Stored entries:

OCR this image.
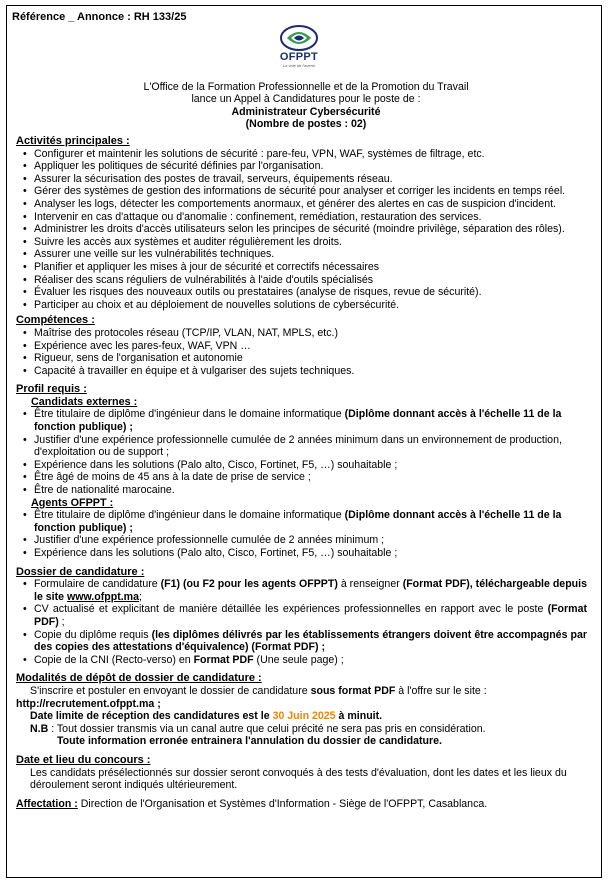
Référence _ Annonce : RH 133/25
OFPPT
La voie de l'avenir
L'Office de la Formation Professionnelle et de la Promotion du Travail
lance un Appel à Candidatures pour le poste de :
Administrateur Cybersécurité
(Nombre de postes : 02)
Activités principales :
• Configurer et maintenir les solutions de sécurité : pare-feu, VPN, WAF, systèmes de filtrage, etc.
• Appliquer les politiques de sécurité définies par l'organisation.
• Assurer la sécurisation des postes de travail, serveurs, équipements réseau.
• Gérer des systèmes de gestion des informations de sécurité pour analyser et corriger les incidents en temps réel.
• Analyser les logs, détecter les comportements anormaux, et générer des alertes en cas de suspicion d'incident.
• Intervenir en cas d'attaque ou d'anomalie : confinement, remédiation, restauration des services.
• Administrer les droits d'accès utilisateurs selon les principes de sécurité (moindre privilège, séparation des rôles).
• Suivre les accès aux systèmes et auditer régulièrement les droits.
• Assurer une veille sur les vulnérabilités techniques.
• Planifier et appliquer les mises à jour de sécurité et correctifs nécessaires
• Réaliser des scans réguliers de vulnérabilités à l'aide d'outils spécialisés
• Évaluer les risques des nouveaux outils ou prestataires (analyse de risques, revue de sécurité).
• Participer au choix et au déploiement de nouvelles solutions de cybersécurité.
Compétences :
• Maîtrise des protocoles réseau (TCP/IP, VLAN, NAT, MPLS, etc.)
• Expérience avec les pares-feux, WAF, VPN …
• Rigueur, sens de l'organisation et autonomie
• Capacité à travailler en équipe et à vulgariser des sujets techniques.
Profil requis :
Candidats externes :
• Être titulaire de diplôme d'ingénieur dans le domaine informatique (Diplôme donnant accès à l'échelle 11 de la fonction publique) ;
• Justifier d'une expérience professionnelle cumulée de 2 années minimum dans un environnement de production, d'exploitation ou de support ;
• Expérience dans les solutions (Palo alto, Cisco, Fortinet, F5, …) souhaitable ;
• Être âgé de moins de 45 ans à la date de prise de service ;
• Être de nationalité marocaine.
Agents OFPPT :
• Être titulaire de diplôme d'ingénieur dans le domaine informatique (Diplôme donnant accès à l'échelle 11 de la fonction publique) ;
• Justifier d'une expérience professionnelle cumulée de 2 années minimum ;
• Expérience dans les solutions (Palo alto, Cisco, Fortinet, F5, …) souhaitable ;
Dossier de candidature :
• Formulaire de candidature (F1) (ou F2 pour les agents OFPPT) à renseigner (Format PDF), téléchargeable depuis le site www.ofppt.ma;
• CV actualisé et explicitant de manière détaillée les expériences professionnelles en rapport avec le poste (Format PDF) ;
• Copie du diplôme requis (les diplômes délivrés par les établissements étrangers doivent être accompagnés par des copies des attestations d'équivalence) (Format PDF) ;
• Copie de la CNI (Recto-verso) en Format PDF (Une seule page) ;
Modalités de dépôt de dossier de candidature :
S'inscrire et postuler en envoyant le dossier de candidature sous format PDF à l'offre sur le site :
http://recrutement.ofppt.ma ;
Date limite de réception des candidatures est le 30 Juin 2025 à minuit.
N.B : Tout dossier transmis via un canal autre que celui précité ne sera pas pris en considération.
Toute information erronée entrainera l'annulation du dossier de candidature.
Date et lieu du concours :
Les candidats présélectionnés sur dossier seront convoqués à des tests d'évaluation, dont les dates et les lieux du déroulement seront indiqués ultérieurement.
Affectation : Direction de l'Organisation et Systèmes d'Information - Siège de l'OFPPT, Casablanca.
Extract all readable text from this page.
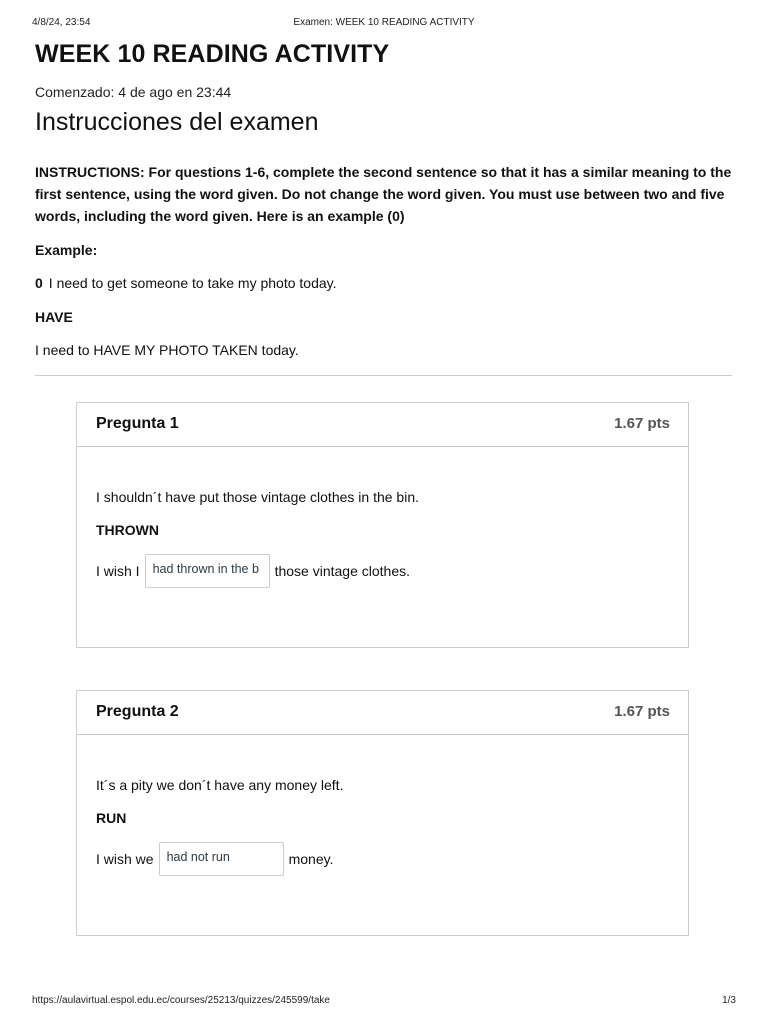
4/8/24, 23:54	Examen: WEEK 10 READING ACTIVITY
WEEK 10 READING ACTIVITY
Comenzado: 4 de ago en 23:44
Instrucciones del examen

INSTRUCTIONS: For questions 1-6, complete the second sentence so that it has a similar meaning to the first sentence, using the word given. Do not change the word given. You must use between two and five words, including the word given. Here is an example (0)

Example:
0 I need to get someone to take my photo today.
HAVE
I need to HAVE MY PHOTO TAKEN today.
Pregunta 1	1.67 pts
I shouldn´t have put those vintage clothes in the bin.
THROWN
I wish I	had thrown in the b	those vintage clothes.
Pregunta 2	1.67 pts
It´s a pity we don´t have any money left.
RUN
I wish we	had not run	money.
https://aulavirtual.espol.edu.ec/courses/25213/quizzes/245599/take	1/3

AIM OF THE EXERCISE:
Go through the listing above and quote it exactly, apart from its images.

RESULT OF THE EXERCISE:
OCR this image.
Référence _ Annonce : RH 133/25
OFPPT
La voie de l'avenir
L'Office de la Formation Professionnelle et de la Promotion du Travail
lance un Appel à Candidatures pour le poste de :
Administrateur Cybersécurité
(Nombre de postes : 02)
Activités principales :
• Configurer et maintenir les solutions de sécurité : pare-feu, VPN, WAF, systèmes de filtrage, etc.
• Appliquer les politiques de sécurité définies par l'organisation.
• Assurer la sécurisation des postes de travail, serveurs, équipements réseau.
• Gérer des systèmes de gestion des informations de sécurité pour analyser et corriger les incidents en temps réel.
• Analyser les logs, détecter les comportements anormaux, et générer des alertes en cas de suspicion d'incident.
• Intervenir en cas d'attaque ou d'anomalie : confinement, remédiation, restauration des services.
• Administrer les droits d'accès utilisateurs selon les principes de sécurité (moindre privilège, séparation des rôles).
• Suivre les accès aux systèmes et auditer régulièrement les droits.
• Assurer une veille sur les vulnérabilités techniques.
• Planifier et appliquer les mises à jour de sécurité et correctifs nécessaires
• Réaliser des scans réguliers de vulnérabilités à l'aide d'outils spécialisés
• Évaluer les risques des nouveaux outils ou prestataires (analyse de risques, revue de sécurité).
• Participer au choix et au déploiement de nouvelles solutions de cybersécurité.
Compétences :
• Maîtrise des protocoles réseau (TCP/IP, VLAN, NAT, MPLS, etc.)
• Expérience avec les pares-feux, WAF, VPN …
• Rigueur, sens de l'organisation et autonomie
• Capacité à travailler en équipe et à vulgariser des sujets techniques.
Profil requis :
Candidats externes :
• Être titulaire de diplôme d'ingénieur dans le domaine informatique (Diplôme donnant accès à l'échelle 11 de la fonction publique) ;
• Justifier d'une expérience professionnelle cumulée de 2 années minimum dans un environnement de production, d'exploitation ou de support ;
• Expérience dans les solutions (Palo alto, Cisco, Fortinet, F5, …) souhaitable ;
• Être âgé de moins de 45 ans à la date de prise de service ;
• Être de nationalité marocaine.
Agents OFPPT :
• Être titulaire de diplôme d'ingénieur dans le domaine informatique (Diplôme donnant accès à l'échelle 11 de la fonction publique) ;
• Justifier d'une expérience professionnelle cumulée de 2 années minimum ;
• Expérience dans les solutions (Palo alto, Cisco, Fortinet, F5, …) souhaitable ;
Dossier de candidature :
• Formulaire de candidature (F1) (ou F2 pour les agents OFPPT) à renseigner (Format PDF), téléchargeable depuis le site www.ofppt.ma;
• CV actualisé et explicitant de manière détaillée les expériences professionnelles en rapport avec le poste (Format PDF) ;
• Copie du diplôme requis (les diplômes délivrés par les établissements étrangers doivent être accompagnés par des copies des attestations d'équivalence) (Format PDF) ;
• Copie de la CNI (Recto-verso) en Format PDF (Une seule page) ;
Modalités de dépôt de dossier de candidature :
S'inscrire et postuler en envoyant le dossier de candidature sous format PDF à l'offre sur le site :
http://recrutement.ofppt.ma ;
Date limite de réception des candidatures est le 30 Juin 2025 à minuit.
N.B : Tout dossier transmis via un canal autre que celui précité ne sera pas pris en considération.
Toute information erronée entrainera l'annulation du dossier de candidature.
Date et lieu du concours :
Les candidats présélectionnés sur dossier seront convoqués à des tests d'évaluation, dont les dates et les lieux du déroulement seront indiqués ultérieurement.
Affectation : Direction de l'Organisation et Systèmes d'Information - Siège de l'OFPPT, Casablanca.
Extract all readable text from this page.
4/8/24, 23:54	Examen: WEEK 10 READING ACTIVITY
WEEK 10 READING ACTIVITY
Comenzado: 4 de ago en 23:44
Instrucciones del examen

INSTRUCTIONS: For questions 1-6, complete the second sentence so that it has a similar meaning to the first sentence, using the word given. Do not change the word given. You must use between two and five words, including the word given. Here is an example (0)

Example:
0 I need to get someone to take my photo today.
HAVE
I need to HAVE MY PHOTO TAKEN today.
Pregunta 1	1.67 pts
I shouldn´t have put those vintage clothes in the bin.
THROWN
I wish I	had thrown in the b	those vintage clothes.
Pregunta 2	1.67 pts
It´s a pity we don´t have any money left.
RUN
I wish we	had not run	money.
https://aulavirtual.espol.edu.ec/courses/25213/quizzes/245599/take	1/3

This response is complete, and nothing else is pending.